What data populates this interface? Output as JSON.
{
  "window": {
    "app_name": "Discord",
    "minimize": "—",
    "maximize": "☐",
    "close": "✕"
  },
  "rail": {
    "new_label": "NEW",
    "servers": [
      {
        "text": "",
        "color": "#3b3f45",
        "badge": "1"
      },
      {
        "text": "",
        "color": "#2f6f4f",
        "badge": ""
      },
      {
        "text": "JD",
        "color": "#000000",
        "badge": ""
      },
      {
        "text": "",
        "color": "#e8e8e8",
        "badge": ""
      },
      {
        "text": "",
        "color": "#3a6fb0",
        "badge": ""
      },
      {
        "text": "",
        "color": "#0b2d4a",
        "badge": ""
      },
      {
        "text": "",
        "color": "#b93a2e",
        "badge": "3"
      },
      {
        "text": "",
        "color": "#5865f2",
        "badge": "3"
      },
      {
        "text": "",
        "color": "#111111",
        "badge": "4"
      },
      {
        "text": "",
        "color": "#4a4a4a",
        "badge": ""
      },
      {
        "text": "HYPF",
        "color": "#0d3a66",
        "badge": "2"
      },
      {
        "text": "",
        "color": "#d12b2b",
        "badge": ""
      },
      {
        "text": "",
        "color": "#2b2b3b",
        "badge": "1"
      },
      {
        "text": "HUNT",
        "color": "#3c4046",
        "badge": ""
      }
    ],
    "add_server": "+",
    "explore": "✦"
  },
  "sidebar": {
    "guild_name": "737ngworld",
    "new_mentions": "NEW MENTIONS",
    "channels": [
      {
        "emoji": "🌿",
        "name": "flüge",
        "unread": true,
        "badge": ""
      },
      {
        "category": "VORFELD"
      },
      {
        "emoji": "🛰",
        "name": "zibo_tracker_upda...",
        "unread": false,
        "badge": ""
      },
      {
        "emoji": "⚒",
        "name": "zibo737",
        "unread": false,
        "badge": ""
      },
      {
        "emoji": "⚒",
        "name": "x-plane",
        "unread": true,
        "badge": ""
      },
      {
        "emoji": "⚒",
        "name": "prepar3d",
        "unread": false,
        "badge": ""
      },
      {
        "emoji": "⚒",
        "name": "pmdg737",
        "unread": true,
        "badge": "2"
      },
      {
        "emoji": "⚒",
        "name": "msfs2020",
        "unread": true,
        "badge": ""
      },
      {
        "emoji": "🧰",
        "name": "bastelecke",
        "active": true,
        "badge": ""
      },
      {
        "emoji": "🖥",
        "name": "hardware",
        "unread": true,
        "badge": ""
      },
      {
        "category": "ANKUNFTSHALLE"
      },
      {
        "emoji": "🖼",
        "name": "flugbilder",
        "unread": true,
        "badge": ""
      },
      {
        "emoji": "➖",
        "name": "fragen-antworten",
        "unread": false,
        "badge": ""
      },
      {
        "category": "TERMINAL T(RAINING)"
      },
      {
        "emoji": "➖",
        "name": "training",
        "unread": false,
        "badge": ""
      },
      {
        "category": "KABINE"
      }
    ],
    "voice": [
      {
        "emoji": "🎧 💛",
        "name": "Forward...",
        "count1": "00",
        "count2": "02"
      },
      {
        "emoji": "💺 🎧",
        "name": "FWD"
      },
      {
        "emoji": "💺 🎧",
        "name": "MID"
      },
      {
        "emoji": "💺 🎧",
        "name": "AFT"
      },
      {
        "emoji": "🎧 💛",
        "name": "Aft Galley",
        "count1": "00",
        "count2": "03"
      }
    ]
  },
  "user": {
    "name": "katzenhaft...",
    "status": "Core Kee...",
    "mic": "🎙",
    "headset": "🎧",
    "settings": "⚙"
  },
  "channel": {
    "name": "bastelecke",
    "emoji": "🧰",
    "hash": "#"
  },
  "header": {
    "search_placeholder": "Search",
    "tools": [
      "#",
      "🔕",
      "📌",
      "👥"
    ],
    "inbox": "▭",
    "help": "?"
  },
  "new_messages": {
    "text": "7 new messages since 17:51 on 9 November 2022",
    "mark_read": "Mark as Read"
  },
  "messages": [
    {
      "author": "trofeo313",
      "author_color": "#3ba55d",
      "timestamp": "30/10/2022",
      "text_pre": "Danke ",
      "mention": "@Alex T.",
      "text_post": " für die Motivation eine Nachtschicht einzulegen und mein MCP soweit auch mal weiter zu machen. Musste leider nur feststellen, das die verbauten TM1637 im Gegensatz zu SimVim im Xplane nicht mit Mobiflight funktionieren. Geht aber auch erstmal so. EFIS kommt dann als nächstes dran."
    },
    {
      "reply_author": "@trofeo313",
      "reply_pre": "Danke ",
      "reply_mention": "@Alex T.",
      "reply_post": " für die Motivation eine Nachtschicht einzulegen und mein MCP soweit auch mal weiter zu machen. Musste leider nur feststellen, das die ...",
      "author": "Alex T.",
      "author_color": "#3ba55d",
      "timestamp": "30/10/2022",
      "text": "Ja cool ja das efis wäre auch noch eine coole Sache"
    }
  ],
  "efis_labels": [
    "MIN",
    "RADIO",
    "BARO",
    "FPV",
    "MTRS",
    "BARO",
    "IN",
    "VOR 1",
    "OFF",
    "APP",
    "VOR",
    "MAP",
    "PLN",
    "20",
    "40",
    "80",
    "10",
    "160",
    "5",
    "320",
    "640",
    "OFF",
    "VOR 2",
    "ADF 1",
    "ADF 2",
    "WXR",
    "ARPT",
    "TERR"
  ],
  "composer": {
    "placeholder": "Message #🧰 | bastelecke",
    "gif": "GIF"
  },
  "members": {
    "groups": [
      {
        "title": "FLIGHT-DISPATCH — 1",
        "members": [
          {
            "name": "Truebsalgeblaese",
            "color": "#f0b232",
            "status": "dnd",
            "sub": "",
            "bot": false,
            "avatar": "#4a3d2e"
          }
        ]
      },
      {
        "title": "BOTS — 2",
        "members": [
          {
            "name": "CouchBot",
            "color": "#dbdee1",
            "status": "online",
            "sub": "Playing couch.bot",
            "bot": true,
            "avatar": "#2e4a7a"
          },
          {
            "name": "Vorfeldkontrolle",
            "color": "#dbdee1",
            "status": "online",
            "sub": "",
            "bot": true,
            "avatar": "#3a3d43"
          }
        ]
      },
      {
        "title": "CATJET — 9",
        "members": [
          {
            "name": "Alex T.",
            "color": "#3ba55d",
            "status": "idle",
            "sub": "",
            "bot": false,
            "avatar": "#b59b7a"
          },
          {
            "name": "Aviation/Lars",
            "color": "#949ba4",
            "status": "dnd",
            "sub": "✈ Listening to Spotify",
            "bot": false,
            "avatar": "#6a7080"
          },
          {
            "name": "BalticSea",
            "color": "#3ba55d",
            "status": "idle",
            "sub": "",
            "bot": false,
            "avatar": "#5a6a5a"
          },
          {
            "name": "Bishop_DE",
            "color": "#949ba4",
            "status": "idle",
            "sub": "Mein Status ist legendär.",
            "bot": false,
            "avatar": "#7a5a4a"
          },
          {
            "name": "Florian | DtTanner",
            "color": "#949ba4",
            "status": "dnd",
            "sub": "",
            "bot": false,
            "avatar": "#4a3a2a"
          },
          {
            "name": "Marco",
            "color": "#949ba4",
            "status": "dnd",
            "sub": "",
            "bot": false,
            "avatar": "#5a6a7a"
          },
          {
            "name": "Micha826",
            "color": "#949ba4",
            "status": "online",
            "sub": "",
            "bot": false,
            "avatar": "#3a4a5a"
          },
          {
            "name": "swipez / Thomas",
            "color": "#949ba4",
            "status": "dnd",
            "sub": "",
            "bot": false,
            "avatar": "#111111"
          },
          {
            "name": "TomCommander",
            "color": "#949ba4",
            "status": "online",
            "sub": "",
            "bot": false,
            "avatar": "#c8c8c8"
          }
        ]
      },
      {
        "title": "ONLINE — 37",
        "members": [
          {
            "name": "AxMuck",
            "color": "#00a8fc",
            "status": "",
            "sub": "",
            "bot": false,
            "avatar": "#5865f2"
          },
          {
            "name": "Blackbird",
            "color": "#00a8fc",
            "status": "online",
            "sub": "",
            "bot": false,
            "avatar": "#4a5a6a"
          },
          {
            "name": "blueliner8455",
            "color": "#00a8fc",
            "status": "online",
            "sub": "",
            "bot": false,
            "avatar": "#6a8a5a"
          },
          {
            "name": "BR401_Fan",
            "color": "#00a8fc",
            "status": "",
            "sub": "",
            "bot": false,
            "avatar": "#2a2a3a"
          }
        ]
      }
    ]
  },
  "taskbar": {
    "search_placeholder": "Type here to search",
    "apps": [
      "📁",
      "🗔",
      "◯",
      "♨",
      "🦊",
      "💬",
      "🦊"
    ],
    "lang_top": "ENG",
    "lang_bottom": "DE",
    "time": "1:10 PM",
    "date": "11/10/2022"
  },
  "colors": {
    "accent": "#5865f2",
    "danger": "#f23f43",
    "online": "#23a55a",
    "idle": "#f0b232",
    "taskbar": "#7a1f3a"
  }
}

EXERCISE DESCRIPTION = How many lines in the listing above contain the string "Musste"? Answer with the number only.

EXERCISE ANSWER = 2